_Extracted data entries_.
--- --- ---
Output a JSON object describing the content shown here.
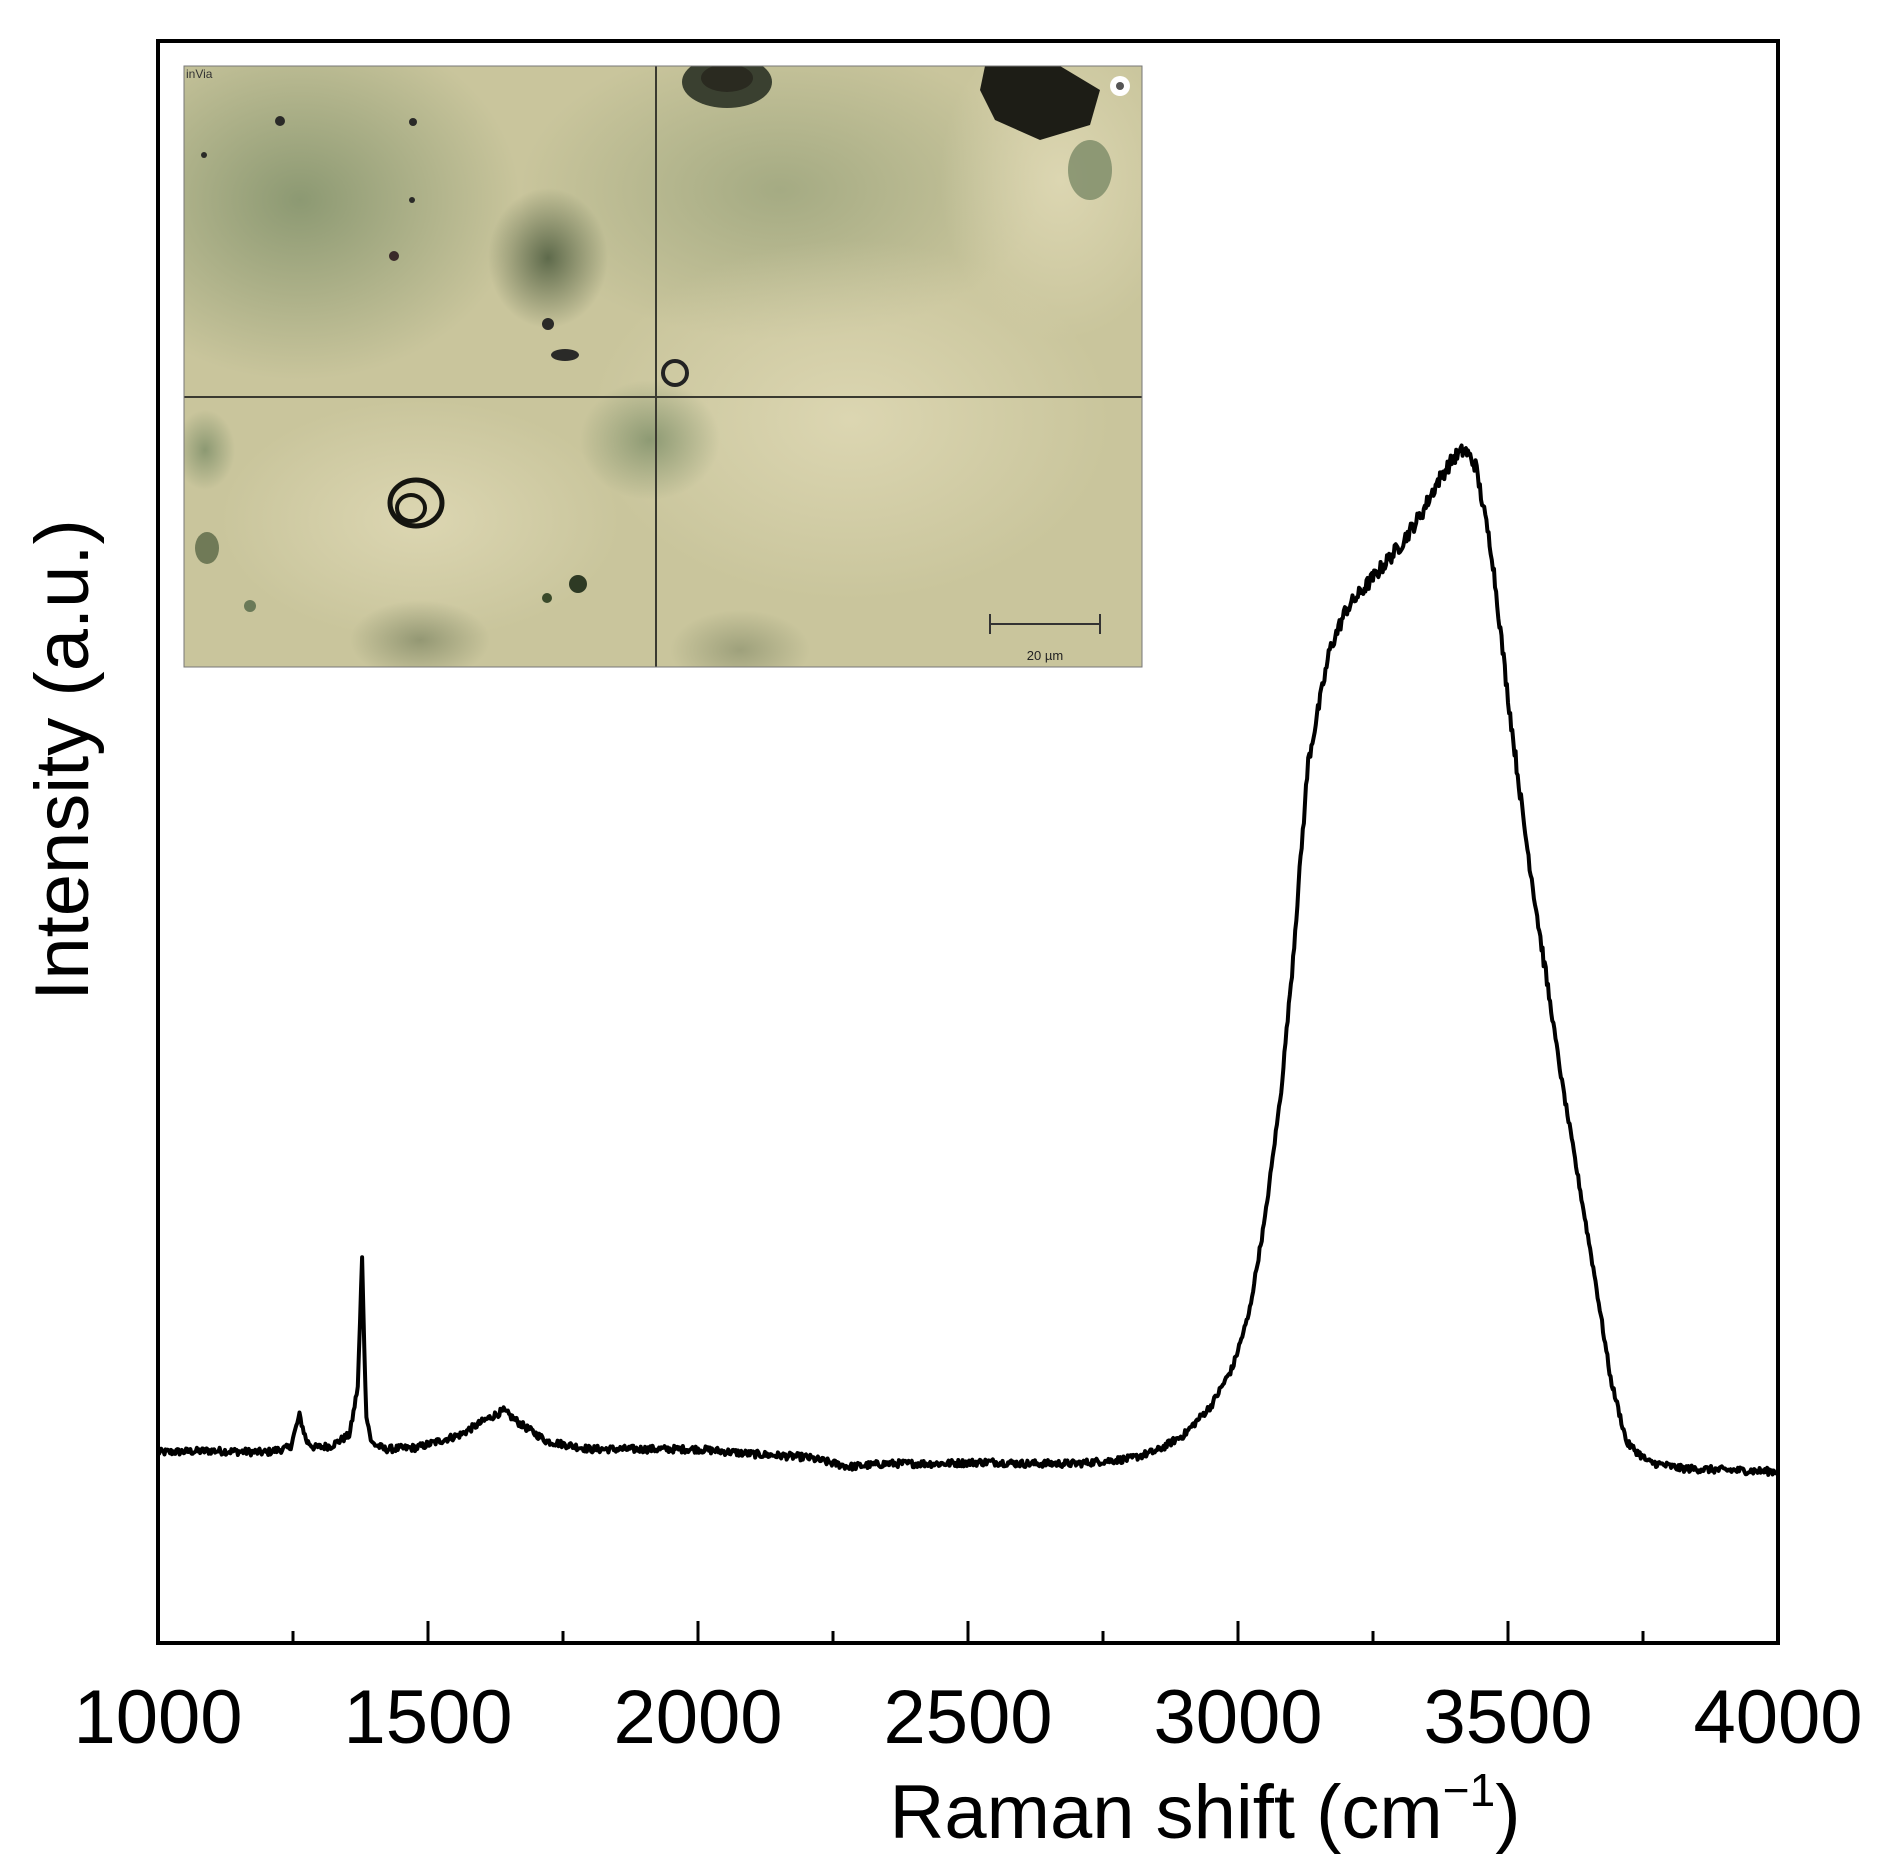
{
  "chart_data": {
    "type": "line",
    "xlabel": "Raman shift (cm",
    "xlabel_sup": "−1",
    "xlabel_close": ")",
    "ylabel": "Intensity (a.u.)",
    "xlim": [
      1000,
      4000
    ],
    "ylim": [
      0,
      100
    ],
    "x_ticks": [
      1000,
      1500,
      2000,
      2500,
      3000,
      3500,
      4000
    ],
    "x_minor_ticks": [
      1250,
      1750,
      2250,
      2750,
      3250,
      3750
    ],
    "grid": false,
    "legend": "none",
    "series": [
      {
        "color": "#000000",
        "x": [
          1000,
          1100,
          1200,
          1245,
          1262,
          1275,
          1290,
          1320,
          1355,
          1370,
          1378,
          1385,
          1395,
          1420,
          1480,
          1560,
          1610,
          1640,
          1670,
          1720,
          1800,
          1900,
          2000,
          2100,
          2200,
          2280,
          2350,
          2450,
          2540,
          2600,
          2700,
          2800,
          2850,
          2900,
          2950,
          2990,
          3020,
          3050,
          3080,
          3100,
          3130,
          3170,
          3200,
          3250,
          3300,
          3340,
          3370,
          3400,
          3420,
          3440,
          3470,
          3500,
          3530,
          3560,
          3600,
          3630,
          3660,
          3690,
          3720,
          3760,
          3820,
          3900,
          4000
        ],
        "y": [
          11.9,
          12.0,
          11.9,
          12.2,
          14.2,
          12.6,
          12.2,
          12.3,
          13.0,
          16.0,
          24.0,
          14.5,
          12.5,
          12.1,
          12.2,
          13.0,
          14.0,
          14.5,
          13.7,
          12.6,
          12.1,
          12.1,
          12.1,
          11.8,
          11.6,
          11.0,
          11.2,
          11.2,
          11.3,
          11.2,
          11.2,
          11.5,
          12.0,
          13.0,
          14.8,
          17.2,
          20.5,
          26.5,
          34.5,
          42.0,
          55.0,
          62.0,
          64.5,
          66.5,
          68.5,
          70.5,
          72.5,
          74.0,
          74.5,
          73.5,
          68.0,
          59.0,
          51.0,
          44.0,
          35.0,
          29.0,
          23.0,
          16.5,
          12.5,
          11.3,
          10.9,
          10.8,
          10.7
        ]
      }
    ]
  },
  "inset": {
    "corner_label": "inVia",
    "scale_bar_label": "20 µm"
  }
}
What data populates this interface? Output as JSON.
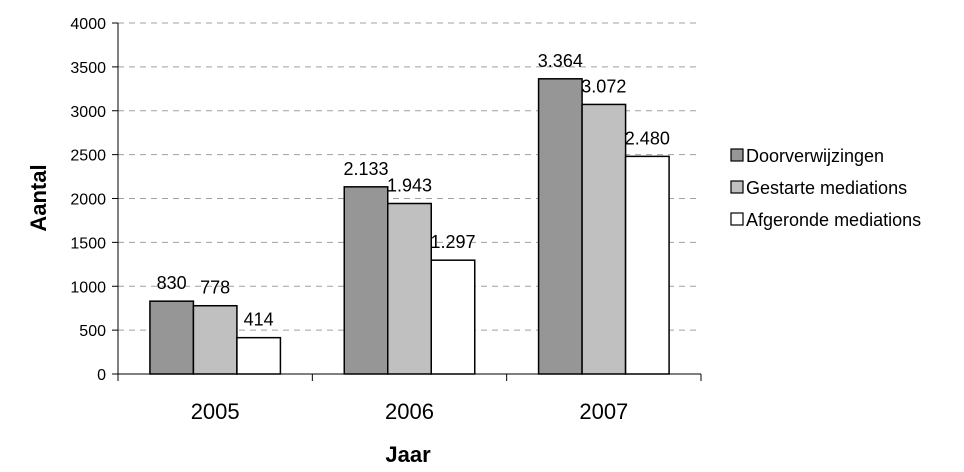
{
  "chart_data": {
    "type": "bar",
    "categories": [
      "2005",
      "2006",
      "2007"
    ],
    "series": [
      {
        "name": "Doorverwijzingen",
        "values": [
          830,
          2133,
          3364
        ],
        "labels": [
          "830",
          "2.133",
          "3.364"
        ],
        "color": "#969696"
      },
      {
        "name": "Gestarte mediations",
        "values": [
          778,
          1943,
          3072
        ],
        "labels": [
          "778",
          "1.943",
          "3.072"
        ],
        "color": "#c0c0c0"
      },
      {
        "name": "Afgeronde mediations",
        "values": [
          414,
          1297,
          2480
        ],
        "labels": [
          "414",
          "1.297",
          "2.480"
        ],
        "color": "#ffffff"
      }
    ],
    "xlabel": "Jaar",
    "ylabel": "Aantal",
    "ylim": [
      0,
      4000
    ],
    "yticks": [
      0,
      500,
      1000,
      1500,
      2000,
      2500,
      3000,
      3500,
      4000
    ],
    "grid": true,
    "legend": "right"
  }
}
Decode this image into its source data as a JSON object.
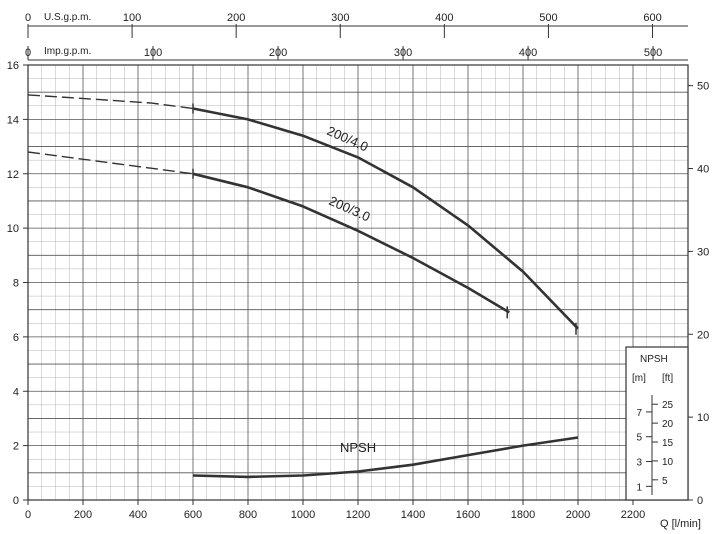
{
  "chart_data": {
    "type": "line",
    "title": "",
    "xlabel": "Q [l/min]",
    "ylabel": "",
    "xlim": [
      0,
      2400
    ],
    "ylim": [
      0,
      16
    ],
    "grid": true,
    "x_ticks": [
      "0",
      "200",
      "400",
      "600",
      "800",
      "1000",
      "1200",
      "1400",
      "1600",
      "1800",
      "2000",
      "2200"
    ],
    "y_left_ticks": [
      "0",
      "2",
      "4",
      "6",
      "8",
      "10",
      "12",
      "14",
      "16"
    ],
    "y_right_ticks": [
      "0",
      "10",
      "20",
      "30",
      "40",
      "50"
    ],
    "top_axes": {
      "usgpm": {
        "label": "U.S.g.p.m.",
        "ticks": [
          "0",
          "100",
          "200",
          "300",
          "400",
          "500",
          "600"
        ]
      },
      "impgpm": {
        "label": "Imp.g.p.m.",
        "ticks": [
          "0",
          "100",
          "200",
          "300",
          "400",
          "500"
        ]
      }
    },
    "npsh_inset": {
      "title": "NPSH",
      "m_label": "[m]",
      "ft_label": "[ft]",
      "m_ticks": [
        "1",
        "3",
        "5",
        "7"
      ],
      "ft_ticks": [
        "5",
        "10",
        "15",
        "20",
        "25"
      ]
    },
    "series": [
      {
        "name": "200/4.0",
        "dashed_x": [
          0,
          150,
          300,
          450,
          600
        ],
        "dashed_y": [
          14.9,
          14.8,
          14.7,
          14.6,
          14.4
        ],
        "x": [
          600,
          800,
          1000,
          1200,
          1400,
          1600,
          1800,
          2000
        ],
        "y": [
          14.4,
          14.0,
          13.4,
          12.6,
          11.5,
          10.1,
          8.4,
          6.3
        ]
      },
      {
        "name": "200/3.0",
        "dashed_x": [
          0,
          150,
          300,
          450,
          600
        ],
        "dashed_y": [
          12.8,
          12.6,
          12.4,
          12.2,
          12.0
        ],
        "x": [
          600,
          800,
          1000,
          1200,
          1400,
          1600,
          1750
        ],
        "y": [
          12.0,
          11.5,
          10.8,
          9.9,
          8.9,
          7.8,
          6.9
        ]
      },
      {
        "name": "NPSH",
        "x": [
          600,
          800,
          1000,
          1200,
          1400,
          1600,
          1800,
          2000
        ],
        "y": [
          0.9,
          0.85,
          0.9,
          1.05,
          1.3,
          1.65,
          2.0,
          2.3
        ]
      }
    ]
  }
}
--- --- ---
Find the word "mediations" in the entries, and copy every line it shows up in.

        "name": "Gestarte mediations",
        "name": "Afgeronde mediations",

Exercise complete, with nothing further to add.